▶ **INPUT FOR THIS TASK**:

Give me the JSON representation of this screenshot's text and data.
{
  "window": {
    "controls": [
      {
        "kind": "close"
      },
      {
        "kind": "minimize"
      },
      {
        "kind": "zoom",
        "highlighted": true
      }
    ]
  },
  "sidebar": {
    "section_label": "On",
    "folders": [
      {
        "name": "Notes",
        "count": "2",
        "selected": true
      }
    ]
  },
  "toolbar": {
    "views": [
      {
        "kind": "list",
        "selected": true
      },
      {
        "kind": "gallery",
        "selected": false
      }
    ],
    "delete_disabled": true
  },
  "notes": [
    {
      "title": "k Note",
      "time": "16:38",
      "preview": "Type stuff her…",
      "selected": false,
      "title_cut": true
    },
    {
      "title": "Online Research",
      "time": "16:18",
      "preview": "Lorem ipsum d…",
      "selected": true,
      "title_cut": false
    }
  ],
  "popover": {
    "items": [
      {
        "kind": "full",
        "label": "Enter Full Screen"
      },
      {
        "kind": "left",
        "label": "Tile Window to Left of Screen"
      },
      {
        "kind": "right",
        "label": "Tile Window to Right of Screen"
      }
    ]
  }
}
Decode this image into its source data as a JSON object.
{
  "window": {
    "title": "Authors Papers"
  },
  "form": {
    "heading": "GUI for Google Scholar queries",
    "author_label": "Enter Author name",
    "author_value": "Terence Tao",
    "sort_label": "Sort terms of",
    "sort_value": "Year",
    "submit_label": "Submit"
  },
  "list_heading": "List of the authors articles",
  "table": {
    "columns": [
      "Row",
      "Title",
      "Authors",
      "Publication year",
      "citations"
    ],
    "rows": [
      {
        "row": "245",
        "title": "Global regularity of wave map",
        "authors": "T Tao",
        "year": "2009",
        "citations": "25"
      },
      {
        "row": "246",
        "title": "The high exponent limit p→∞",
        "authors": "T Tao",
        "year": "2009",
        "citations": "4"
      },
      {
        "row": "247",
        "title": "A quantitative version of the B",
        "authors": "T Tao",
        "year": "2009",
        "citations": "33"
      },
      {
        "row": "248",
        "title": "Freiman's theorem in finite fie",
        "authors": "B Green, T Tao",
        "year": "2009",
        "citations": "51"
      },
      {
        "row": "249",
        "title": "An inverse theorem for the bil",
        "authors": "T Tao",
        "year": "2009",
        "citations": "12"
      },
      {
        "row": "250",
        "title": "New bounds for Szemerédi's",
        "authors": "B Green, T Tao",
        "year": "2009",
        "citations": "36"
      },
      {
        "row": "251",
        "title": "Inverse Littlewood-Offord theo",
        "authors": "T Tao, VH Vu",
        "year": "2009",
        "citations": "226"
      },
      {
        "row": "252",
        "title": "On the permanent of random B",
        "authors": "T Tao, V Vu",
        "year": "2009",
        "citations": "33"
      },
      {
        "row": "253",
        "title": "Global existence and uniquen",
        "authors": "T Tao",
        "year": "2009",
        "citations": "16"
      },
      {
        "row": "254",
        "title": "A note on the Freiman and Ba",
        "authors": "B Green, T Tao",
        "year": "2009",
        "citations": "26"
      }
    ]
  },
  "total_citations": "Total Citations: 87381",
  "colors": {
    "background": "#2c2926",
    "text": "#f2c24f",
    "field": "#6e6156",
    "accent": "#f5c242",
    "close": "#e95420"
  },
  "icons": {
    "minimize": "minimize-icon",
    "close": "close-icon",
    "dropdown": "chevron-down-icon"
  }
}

▶ **TASK PROMPT**: Retype all of the material, keeping each line exact.

▶ **ANSWER**:
Give me the JSON representation of this screenshot's text and data.
{
  "window": {
    "controls": [
      {
        "kind": "close"
      },
      {
        "kind": "minimize"
      },
      {
        "kind": "zoom",
        "highlighted": true
      }
    ]
  },
  "sidebar": {
    "section_label": "On",
    "folders": [
      {
        "name": "Notes",
        "count": "2",
        "selected": true
      }
    ]
  },
  "toolbar": {
    "views": [
      {
        "kind": "list",
        "selected": true
      },
      {
        "kind": "gallery",
        "selected": false
      }
    ],
    "delete_disabled": true
  },
  "notes": [
    {
      "title": "k Note",
      "time": "16:38",
      "preview": "Type stuff her…",
      "selected": false,
      "title_cut": true
    },
    {
      "title": "Online Research",
      "time": "16:18",
      "preview": "Lorem ipsum d…",
      "selected": true,
      "title_cut": false
    }
  ],
  "popover": {
    "items": [
      {
        "kind": "full",
        "label": "Enter Full Screen"
      },
      {
        "kind": "left",
        "label": "Tile Window to Left of Screen"
      },
      {
        "kind": "right",
        "label": "Tile Window to Right of Screen"
      }
    ]
  }
}
Decode this image into its source data as a JSON object.
{
  "window": {
    "title": "Authors Papers"
  },
  "form": {
    "heading": "GUI for Google Scholar queries",
    "author_label": "Enter Author name",
    "author_value": "Terence Tao",
    "sort_label": "Sort terms of",
    "sort_value": "Year",
    "submit_label": "Submit"
  },
  "list_heading": "List of the authors articles",
  "table": {
    "columns": [
      "Row",
      "Title",
      "Authors",
      "Publication year",
      "citations"
    ],
    "rows": [
      {
        "row": "245",
        "title": "Global regularity of wave map",
        "authors": "T Tao",
        "year": "2009",
        "citations": "25"
      },
      {
        "row": "246",
        "title": "The high exponent limit p→∞",
        "authors": "T Tao",
        "year": "2009",
        "citations": "4"
      },
      {
        "row": "247",
        "title": "A quantitative version of the B",
        "authors": "T Tao",
        "year": "2009",
        "citations": "33"
      },
      {
        "row": "248",
        "title": "Freiman's theorem in finite fie",
        "authors": "B Green, T Tao",
        "year": "2009",
        "citations": "51"
      },
      {
        "row": "249",
        "title": "An inverse theorem for the bil",
        "authors": "T Tao",
        "year": "2009",
        "citations": "12"
      },
      {
        "row": "250",
        "title": "New bounds for Szemerédi's",
        "authors": "B Green, T Tao",
        "year": "2009",
        "citations": "36"
      },
      {
        "row": "251",
        "title": "Inverse Littlewood-Offord theo",
        "authors": "T Tao, VH Vu",
        "year": "2009",
        "citations": "226"
      },
      {
        "row": "252",
        "title": "On the permanent of random B",
        "authors": "T Tao, V Vu",
        "year": "2009",
        "citations": "33"
      },
      {
        "row": "253",
        "title": "Global existence and uniquen",
        "authors": "T Tao",
        "year": "2009",
        "citations": "16"
      },
      {
        "row": "254",
        "title": "A note on the Freiman and Ba",
        "authors": "B Green, T Tao",
        "year": "2009",
        "citations": "26"
      }
    ]
  },
  "total_citations": "Total Citations: 87381",
  "colors": {
    "background": "#2c2926",
    "text": "#f2c24f",
    "field": "#6e6156",
    "accent": "#f5c242",
    "close": "#e95420"
  },
  "icons": {
    "minimize": "minimize-icon",
    "close": "close-icon",
    "dropdown": "chevron-down-icon"
  }
}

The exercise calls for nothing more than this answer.